Dataset records:
— Start —

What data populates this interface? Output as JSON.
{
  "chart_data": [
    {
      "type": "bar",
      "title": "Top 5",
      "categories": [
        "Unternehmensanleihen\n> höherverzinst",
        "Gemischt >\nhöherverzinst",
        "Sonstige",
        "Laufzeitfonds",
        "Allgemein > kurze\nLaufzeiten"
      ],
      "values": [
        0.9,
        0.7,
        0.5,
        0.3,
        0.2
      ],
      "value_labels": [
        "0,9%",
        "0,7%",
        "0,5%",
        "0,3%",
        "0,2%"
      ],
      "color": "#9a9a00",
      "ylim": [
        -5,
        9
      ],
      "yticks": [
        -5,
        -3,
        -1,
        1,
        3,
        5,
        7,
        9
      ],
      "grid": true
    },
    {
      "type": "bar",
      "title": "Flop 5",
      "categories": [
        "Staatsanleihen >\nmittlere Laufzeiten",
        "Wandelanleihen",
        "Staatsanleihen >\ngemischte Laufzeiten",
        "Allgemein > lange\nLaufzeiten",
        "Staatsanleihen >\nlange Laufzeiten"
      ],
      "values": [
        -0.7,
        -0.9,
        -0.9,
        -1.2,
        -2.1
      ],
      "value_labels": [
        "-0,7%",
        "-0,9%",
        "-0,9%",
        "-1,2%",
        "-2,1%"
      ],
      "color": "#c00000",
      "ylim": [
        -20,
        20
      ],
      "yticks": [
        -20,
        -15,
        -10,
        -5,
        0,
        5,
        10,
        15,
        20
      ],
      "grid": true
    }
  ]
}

— End —

What is required:
From the data above, copy each line where the string "Allgemein" appears.

Answer to this task:
        "Allgemein > kurze\nLaufzeiten"
        "Allgemein > lange\nLaufzeiten",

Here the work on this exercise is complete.